- **YOUR INSTRUCTIONS**
Copy every line of the listing exactly.

(Figure content listings)
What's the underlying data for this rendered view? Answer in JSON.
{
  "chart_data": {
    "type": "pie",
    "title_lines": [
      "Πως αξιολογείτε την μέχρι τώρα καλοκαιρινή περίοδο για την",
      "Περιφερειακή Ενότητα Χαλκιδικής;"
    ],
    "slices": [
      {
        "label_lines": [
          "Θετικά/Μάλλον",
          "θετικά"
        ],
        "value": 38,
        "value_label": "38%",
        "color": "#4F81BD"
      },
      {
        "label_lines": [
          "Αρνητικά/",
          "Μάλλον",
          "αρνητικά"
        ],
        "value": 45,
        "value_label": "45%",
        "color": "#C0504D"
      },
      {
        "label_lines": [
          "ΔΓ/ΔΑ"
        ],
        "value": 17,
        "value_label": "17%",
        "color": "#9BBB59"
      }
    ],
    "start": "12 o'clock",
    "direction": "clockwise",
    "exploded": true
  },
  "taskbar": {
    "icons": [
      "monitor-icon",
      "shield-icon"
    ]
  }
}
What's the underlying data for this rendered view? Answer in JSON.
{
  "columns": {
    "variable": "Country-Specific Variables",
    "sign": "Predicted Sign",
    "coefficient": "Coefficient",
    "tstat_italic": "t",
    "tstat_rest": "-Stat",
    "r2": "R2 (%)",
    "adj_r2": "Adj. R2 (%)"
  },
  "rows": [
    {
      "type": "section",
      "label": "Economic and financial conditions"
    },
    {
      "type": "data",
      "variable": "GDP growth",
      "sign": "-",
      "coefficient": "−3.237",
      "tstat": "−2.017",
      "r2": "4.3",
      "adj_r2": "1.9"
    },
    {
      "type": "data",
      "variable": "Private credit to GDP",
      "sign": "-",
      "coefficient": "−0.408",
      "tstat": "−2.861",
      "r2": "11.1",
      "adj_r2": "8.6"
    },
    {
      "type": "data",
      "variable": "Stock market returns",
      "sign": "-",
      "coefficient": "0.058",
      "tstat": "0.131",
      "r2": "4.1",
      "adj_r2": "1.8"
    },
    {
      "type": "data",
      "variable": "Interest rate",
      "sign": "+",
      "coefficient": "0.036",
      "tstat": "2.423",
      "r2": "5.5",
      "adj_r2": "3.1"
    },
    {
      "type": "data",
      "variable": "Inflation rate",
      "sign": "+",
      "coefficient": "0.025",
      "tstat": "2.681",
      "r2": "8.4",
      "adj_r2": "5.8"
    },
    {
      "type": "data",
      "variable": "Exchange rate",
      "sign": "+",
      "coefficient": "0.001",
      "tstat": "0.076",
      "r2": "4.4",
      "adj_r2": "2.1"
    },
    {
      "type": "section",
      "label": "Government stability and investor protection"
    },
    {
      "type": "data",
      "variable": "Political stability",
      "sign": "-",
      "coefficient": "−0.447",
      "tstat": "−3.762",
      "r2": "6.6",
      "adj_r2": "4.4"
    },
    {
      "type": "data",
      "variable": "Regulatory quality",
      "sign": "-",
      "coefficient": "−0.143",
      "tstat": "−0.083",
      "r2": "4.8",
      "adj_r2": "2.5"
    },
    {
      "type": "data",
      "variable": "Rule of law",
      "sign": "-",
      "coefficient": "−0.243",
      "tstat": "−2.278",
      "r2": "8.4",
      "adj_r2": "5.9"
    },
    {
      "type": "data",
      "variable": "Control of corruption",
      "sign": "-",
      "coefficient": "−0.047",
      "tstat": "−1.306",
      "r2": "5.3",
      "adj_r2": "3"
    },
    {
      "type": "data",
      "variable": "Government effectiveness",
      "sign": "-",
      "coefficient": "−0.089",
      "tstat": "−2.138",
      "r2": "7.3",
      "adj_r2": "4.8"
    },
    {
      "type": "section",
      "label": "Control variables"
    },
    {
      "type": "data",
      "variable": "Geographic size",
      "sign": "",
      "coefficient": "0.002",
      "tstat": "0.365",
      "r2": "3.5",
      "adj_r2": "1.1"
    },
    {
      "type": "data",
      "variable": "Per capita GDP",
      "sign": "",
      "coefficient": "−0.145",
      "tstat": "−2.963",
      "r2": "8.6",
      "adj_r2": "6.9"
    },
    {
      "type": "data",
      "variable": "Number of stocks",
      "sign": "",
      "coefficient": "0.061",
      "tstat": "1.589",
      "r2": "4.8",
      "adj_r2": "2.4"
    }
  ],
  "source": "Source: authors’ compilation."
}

- **EXERCISE SOLUTION**
What's the underlying data for this rendered view? Answer in JSON.
{
  "chart_data": {
    "type": "pie",
    "title_lines": [
      "Πως αξιολογείτε την μέχρι τώρα καλοκαιρινή περίοδο για την",
      "Περιφερειακή Ενότητα Χαλκιδικής;"
    ],
    "slices": [
      {
        "label_lines": [
          "Θετικά/Μάλλον",
          "θετικά"
        ],
        "value": 38,
        "value_label": "38%",
        "color": "#4F81BD"
      },
      {
        "label_lines": [
          "Αρνητικά/",
          "Μάλλον",
          "αρνητικά"
        ],
        "value": 45,
        "value_label": "45%",
        "color": "#C0504D"
      },
      {
        "label_lines": [
          "ΔΓ/ΔΑ"
        ],
        "value": 17,
        "value_label": "17%",
        "color": "#9BBB59"
      }
    ],
    "start": "12 o'clock",
    "direction": "clockwise",
    "exploded": true
  },
  "taskbar": {
    "icons": [
      "monitor-icon",
      "shield-icon"
    ]
  }
}
What's the underlying data for this rendered view? Answer in JSON.
{
  "columns": {
    "variable": "Country-Specific Variables",
    "sign": "Predicted Sign",
    "coefficient": "Coefficient",
    "tstat_italic": "t",
    "tstat_rest": "-Stat",
    "r2": "R2 (%)",
    "adj_r2": "Adj. R2 (%)"
  },
  "rows": [
    {
      "type": "section",
      "label": "Economic and financial conditions"
    },
    {
      "type": "data",
      "variable": "GDP growth",
      "sign": "-",
      "coefficient": "−3.237",
      "tstat": "−2.017",
      "r2": "4.3",
      "adj_r2": "1.9"
    },
    {
      "type": "data",
      "variable": "Private credit to GDP",
      "sign": "-",
      "coefficient": "−0.408",
      "tstat": "−2.861",
      "r2": "11.1",
      "adj_r2": "8.6"
    },
    {
      "type": "data",
      "variable": "Stock market returns",
      "sign": "-",
      "coefficient": "0.058",
      "tstat": "0.131",
      "r2": "4.1",
      "adj_r2": "1.8"
    },
    {
      "type": "data",
      "variable": "Interest rate",
      "sign": "+",
      "coefficient": "0.036",
      "tstat": "2.423",
      "r2": "5.5",
      "adj_r2": "3.1"
    },
    {
      "type": "data",
      "variable": "Inflation rate",
      "sign": "+",
      "coefficient": "0.025",
      "tstat": "2.681",
      "r2": "8.4",
      "adj_r2": "5.8"
    },
    {
      "type": "data",
      "variable": "Exchange rate",
      "sign": "+",
      "coefficient": "0.001",
      "tstat": "0.076",
      "r2": "4.4",
      "adj_r2": "2.1"
    },
    {
      "type": "section",
      "label": "Government stability and investor protection"
    },
    {
      "type": "data",
      "variable": "Political stability",
      "sign": "-",
      "coefficient": "−0.447",
      "tstat": "−3.762",
      "r2": "6.6",
      "adj_r2": "4.4"
    },
    {
      "type": "data",
      "variable": "Regulatory quality",
      "sign": "-",
      "coefficient": "−0.143",
      "tstat": "−0.083",
      "r2": "4.8",
      "adj_r2": "2.5"
    },
    {
      "type": "data",
      "variable": "Rule of law",
      "sign": "-",
      "coefficient": "−0.243",
      "tstat": "−2.278",
      "r2": "8.4",
      "adj_r2": "5.9"
    },
    {
      "type": "data",
      "variable": "Control of corruption",
      "sign": "-",
      "coefficient": "−0.047",
      "tstat": "−1.306",
      "r2": "5.3",
      "adj_r2": "3"
    },
    {
      "type": "data",
      "variable": "Government effectiveness",
      "sign": "-",
      "coefficient": "−0.089",
      "tstat": "−2.138",
      "r2": "7.3",
      "adj_r2": "4.8"
    },
    {
      "type": "section",
      "label": "Control variables"
    },
    {
      "type": "data",
      "variable": "Geographic size",
      "sign": "",
      "coefficient": "0.002",
      "tstat": "0.365",
      "r2": "3.5",
      "adj_r2": "1.1"
    },
    {
      "type": "data",
      "variable": "Per capita GDP",
      "sign": "",
      "coefficient": "−0.145",
      "tstat": "−2.963",
      "r2": "8.6",
      "adj_r2": "6.9"
    },
    {
      "type": "data",
      "variable": "Number of stocks",
      "sign": "",
      "coefficient": "0.061",
      "tstat": "1.589",
      "r2": "4.8",
      "adj_r2": "2.4"
    }
  ],
  "source": "Source: authors’ compilation."
}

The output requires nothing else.